▶ **Problem requirements**
Extract every line below that contains the word "JSON".

[Records about charts and figures]
-*-

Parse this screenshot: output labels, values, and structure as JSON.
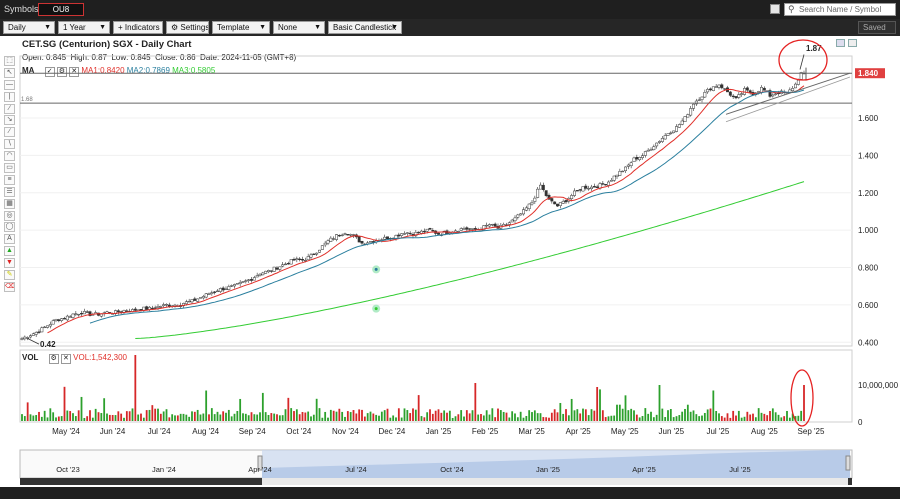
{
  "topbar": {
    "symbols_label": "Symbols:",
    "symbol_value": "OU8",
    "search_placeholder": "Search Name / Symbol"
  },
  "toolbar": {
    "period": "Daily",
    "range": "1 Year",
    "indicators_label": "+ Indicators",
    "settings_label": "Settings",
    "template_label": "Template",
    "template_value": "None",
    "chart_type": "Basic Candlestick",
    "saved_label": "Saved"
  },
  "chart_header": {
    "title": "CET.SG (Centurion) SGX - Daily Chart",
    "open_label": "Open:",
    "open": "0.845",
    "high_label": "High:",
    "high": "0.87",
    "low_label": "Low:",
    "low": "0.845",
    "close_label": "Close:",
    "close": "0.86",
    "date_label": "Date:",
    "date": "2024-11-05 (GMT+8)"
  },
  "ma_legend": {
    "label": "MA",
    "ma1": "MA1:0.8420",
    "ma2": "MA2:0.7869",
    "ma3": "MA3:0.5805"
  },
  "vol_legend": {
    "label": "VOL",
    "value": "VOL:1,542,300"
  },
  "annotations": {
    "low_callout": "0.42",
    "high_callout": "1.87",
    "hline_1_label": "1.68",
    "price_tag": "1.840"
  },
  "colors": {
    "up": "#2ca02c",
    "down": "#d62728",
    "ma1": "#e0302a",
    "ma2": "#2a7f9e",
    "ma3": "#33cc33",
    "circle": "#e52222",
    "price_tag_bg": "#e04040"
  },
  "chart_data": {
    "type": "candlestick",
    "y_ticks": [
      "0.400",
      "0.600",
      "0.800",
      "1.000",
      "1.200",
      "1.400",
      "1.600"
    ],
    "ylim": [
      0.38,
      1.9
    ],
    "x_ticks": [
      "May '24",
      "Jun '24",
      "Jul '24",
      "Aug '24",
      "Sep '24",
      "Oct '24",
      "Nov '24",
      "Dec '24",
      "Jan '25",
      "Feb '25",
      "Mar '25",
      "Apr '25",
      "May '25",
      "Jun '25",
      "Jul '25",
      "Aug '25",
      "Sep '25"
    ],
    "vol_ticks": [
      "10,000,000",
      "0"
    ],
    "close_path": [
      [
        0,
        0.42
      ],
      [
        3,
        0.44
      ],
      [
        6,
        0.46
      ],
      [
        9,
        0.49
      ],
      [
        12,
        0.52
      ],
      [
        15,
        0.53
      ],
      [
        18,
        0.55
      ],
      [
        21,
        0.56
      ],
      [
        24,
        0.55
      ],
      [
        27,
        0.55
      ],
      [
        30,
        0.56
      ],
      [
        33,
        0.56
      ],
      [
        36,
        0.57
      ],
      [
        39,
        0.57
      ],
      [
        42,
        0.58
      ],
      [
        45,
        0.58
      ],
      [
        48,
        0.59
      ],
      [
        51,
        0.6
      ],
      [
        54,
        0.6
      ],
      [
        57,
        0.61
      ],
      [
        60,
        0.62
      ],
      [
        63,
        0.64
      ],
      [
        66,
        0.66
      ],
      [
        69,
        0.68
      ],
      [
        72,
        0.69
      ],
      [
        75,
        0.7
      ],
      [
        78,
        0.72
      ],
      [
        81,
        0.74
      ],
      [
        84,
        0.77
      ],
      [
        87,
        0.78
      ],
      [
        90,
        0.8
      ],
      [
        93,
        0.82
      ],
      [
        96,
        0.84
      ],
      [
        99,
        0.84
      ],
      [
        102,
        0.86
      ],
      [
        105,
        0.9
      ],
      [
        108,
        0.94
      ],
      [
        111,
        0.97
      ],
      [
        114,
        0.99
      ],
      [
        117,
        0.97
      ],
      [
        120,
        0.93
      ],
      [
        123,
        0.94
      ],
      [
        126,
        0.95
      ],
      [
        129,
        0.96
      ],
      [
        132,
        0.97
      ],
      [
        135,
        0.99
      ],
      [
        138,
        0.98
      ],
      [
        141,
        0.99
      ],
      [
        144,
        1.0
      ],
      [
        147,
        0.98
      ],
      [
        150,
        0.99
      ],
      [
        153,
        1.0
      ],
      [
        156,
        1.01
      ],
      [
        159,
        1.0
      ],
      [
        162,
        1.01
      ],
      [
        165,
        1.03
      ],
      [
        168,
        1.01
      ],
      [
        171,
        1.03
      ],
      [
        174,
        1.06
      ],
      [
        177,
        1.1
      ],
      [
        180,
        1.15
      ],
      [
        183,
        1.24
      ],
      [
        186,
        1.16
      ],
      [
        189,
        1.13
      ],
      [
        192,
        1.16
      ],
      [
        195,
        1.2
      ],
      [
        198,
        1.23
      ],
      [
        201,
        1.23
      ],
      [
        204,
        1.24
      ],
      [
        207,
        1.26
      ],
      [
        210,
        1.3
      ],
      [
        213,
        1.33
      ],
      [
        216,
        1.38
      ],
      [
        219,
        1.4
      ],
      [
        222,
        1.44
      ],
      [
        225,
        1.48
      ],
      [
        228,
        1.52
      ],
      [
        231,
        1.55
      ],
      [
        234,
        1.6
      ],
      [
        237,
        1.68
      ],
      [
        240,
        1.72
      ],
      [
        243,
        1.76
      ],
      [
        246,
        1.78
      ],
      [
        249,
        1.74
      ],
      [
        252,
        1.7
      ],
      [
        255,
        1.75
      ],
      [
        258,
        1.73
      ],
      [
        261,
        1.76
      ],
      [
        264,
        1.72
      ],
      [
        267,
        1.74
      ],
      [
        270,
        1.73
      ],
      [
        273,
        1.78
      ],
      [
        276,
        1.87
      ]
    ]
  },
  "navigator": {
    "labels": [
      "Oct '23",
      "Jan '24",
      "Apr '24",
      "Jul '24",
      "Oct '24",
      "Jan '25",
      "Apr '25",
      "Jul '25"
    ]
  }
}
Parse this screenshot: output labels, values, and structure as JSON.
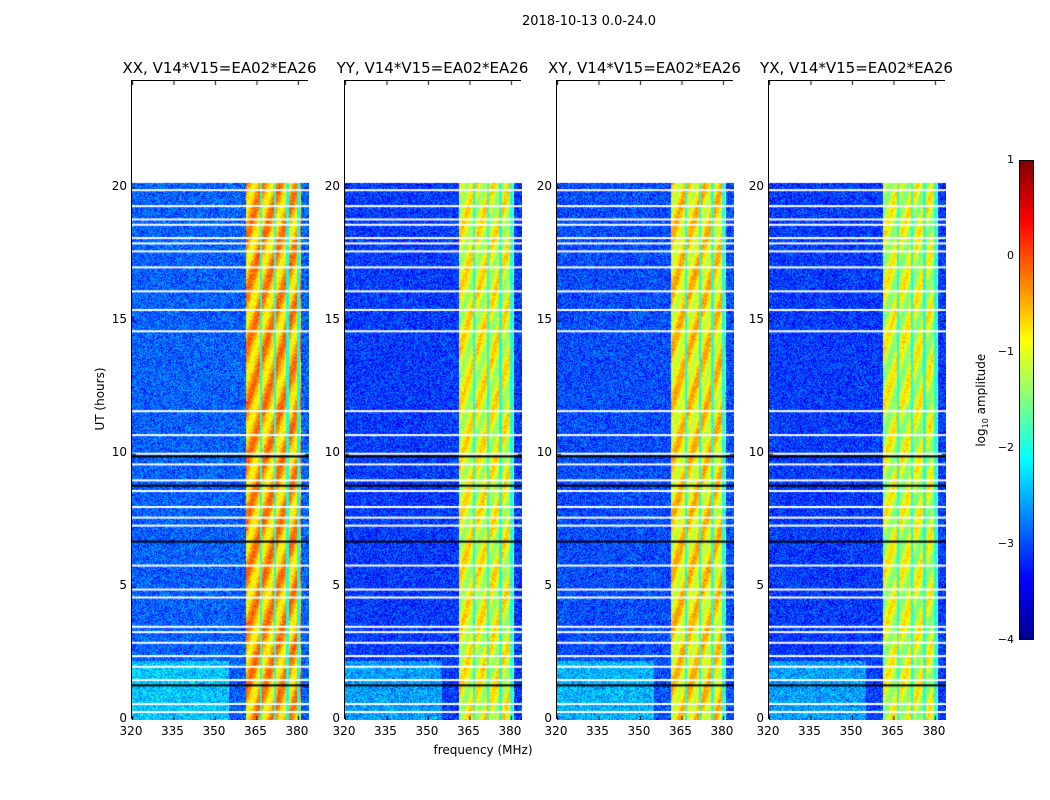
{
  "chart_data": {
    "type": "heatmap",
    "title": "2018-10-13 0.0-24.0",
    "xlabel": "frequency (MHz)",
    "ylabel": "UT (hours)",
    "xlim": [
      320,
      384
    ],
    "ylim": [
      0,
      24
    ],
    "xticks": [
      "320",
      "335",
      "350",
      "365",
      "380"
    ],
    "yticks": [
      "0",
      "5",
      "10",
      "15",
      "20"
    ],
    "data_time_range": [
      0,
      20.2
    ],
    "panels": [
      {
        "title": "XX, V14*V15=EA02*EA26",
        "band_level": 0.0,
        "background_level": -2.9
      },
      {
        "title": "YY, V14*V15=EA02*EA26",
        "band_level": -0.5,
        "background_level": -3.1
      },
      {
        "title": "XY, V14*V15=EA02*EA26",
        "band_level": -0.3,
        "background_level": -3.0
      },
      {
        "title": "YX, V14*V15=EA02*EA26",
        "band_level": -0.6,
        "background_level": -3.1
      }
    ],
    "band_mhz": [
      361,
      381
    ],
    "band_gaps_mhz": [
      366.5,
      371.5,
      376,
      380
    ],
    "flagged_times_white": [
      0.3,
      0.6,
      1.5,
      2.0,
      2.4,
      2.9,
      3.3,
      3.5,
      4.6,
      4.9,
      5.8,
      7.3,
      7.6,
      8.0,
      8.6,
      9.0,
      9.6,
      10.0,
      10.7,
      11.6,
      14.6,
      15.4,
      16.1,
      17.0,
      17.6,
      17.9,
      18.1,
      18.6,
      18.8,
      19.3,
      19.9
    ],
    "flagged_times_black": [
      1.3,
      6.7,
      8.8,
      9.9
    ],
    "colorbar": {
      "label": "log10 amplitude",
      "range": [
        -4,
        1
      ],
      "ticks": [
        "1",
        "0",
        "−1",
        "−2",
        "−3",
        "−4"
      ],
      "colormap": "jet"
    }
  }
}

-*-

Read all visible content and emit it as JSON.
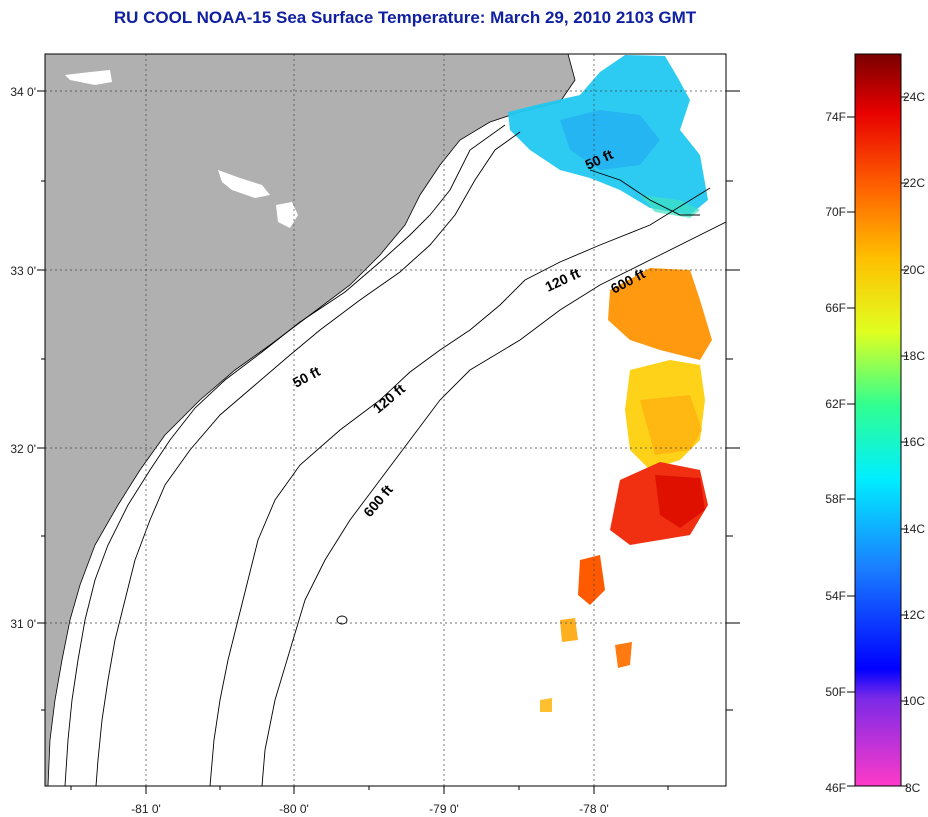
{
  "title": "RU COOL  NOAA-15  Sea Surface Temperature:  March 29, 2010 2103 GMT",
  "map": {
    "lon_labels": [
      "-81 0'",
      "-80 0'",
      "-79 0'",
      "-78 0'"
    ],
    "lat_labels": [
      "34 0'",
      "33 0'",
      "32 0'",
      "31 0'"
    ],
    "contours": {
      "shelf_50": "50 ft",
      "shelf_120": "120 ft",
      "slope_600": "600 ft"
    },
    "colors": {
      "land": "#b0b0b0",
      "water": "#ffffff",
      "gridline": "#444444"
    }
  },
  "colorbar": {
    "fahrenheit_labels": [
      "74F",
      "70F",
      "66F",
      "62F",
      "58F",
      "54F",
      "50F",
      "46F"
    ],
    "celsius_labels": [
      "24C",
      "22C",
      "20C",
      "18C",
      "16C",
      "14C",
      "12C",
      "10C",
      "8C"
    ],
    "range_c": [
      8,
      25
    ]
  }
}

-*-

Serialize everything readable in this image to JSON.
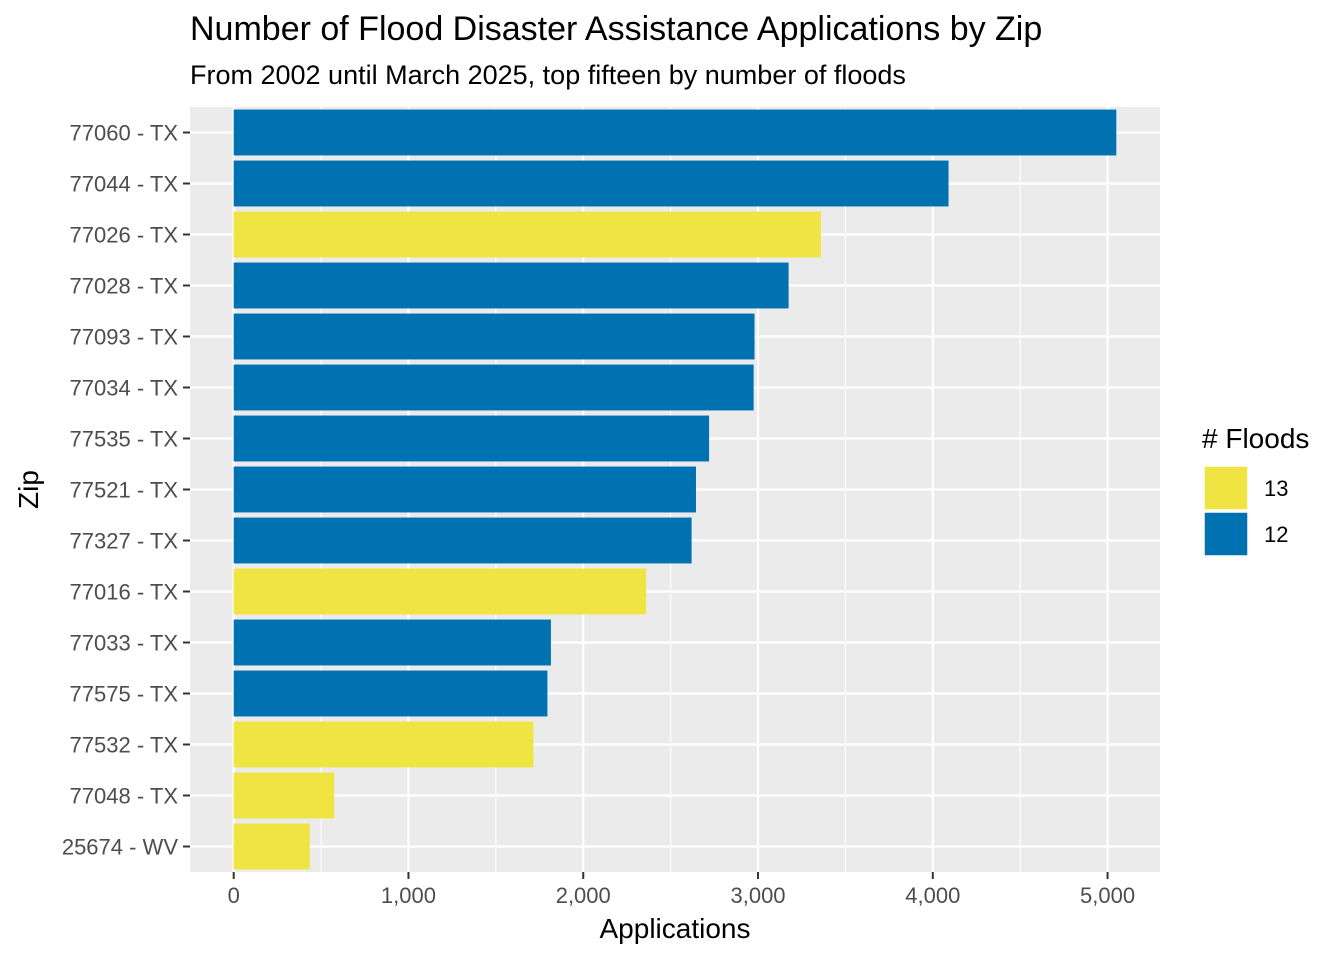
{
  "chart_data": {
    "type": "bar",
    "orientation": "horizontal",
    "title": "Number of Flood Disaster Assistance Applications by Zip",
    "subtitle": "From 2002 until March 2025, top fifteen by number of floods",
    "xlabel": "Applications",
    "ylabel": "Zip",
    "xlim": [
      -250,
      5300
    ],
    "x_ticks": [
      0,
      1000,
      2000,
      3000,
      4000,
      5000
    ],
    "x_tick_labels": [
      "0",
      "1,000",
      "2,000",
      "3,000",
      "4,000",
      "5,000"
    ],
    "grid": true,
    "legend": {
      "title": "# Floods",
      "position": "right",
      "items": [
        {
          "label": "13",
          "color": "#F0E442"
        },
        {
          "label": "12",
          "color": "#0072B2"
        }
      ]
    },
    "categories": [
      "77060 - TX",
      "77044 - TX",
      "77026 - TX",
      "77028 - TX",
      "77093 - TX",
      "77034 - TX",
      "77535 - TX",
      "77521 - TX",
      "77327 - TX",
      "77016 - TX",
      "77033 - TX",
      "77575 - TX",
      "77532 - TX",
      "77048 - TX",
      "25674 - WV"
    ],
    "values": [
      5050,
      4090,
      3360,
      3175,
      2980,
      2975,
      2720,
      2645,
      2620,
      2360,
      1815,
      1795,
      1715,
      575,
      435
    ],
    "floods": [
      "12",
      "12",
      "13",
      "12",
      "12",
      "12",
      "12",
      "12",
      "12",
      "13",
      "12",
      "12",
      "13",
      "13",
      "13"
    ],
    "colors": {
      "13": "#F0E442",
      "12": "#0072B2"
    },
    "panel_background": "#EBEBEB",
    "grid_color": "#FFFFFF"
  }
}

-*-

▶ **Solved problem**
Parse this screenshot: output labels, values, and structure as JSON.
Parse this screenshot: output labels, values, and structure as JSON.
Read all visible content and emit it as JSON.
Serialize everything readable in this image to JSON.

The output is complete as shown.